SHORT TASK
Which lines in the records below contain the word "铜现货价"? Copy each of them.
## BEGIN DATA FOR THIS TASK
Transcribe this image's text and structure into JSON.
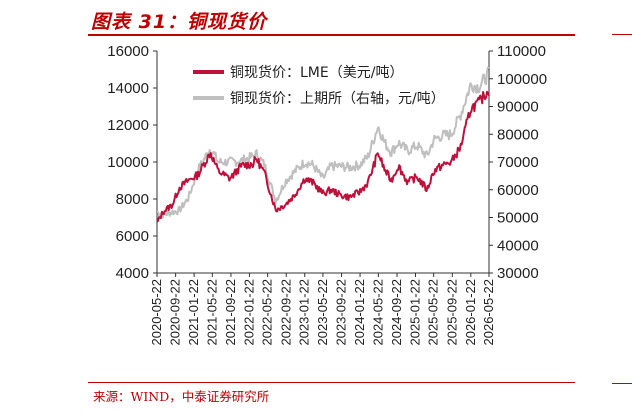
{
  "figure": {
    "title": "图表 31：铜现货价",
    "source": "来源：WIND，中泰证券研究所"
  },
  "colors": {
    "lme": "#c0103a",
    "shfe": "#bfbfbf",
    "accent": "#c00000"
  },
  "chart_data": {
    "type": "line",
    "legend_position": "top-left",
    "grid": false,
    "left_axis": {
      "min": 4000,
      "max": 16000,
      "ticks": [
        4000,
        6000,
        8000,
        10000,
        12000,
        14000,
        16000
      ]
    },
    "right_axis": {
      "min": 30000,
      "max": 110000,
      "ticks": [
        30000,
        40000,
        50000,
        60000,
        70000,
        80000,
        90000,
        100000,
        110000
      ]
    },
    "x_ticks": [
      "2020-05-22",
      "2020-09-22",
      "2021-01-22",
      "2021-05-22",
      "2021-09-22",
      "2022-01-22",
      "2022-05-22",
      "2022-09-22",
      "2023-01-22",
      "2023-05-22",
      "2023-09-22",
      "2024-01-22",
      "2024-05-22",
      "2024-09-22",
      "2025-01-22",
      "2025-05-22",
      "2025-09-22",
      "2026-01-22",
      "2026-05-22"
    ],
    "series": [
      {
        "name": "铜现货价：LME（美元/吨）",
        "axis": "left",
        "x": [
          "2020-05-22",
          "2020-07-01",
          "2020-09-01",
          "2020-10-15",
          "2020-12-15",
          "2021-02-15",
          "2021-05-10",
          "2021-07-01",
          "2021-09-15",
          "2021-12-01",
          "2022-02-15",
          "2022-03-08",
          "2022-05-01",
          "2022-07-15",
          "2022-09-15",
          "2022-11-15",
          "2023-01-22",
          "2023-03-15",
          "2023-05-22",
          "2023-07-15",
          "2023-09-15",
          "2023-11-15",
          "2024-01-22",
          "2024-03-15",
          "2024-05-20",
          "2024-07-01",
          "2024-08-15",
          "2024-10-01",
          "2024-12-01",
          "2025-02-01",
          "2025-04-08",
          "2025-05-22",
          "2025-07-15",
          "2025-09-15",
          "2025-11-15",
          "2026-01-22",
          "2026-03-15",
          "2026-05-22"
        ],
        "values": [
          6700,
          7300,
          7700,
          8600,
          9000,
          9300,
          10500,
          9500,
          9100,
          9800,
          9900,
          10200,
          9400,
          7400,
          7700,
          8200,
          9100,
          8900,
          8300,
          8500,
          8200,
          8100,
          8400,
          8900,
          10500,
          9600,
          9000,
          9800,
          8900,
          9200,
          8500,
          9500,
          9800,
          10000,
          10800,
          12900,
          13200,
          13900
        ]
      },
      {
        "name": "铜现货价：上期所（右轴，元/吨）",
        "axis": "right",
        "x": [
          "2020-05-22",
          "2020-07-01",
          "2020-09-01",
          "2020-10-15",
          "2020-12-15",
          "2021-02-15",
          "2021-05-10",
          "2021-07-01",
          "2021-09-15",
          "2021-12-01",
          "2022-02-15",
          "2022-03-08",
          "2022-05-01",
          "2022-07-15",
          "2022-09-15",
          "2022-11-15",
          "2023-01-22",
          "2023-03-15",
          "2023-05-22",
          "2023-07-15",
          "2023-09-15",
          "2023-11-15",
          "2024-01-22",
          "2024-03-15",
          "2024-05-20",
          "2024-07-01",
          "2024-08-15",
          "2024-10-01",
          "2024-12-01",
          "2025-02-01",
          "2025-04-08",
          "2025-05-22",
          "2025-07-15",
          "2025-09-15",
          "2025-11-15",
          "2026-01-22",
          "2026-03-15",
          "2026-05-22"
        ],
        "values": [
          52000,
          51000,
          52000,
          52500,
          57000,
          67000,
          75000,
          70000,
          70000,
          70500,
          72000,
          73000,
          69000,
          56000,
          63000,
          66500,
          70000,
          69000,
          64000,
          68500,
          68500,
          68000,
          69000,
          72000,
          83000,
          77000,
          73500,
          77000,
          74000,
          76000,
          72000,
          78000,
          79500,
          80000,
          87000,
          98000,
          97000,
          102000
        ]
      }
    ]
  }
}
## END DATA FOR THIS TASK
RESPONSE TO THIS TASK
    "title": "图表 31：铜现货价",
        "name": "铜现货价：LME（美元/吨）",
        "name": "铜现货价：上期所（右轴，元/吨）",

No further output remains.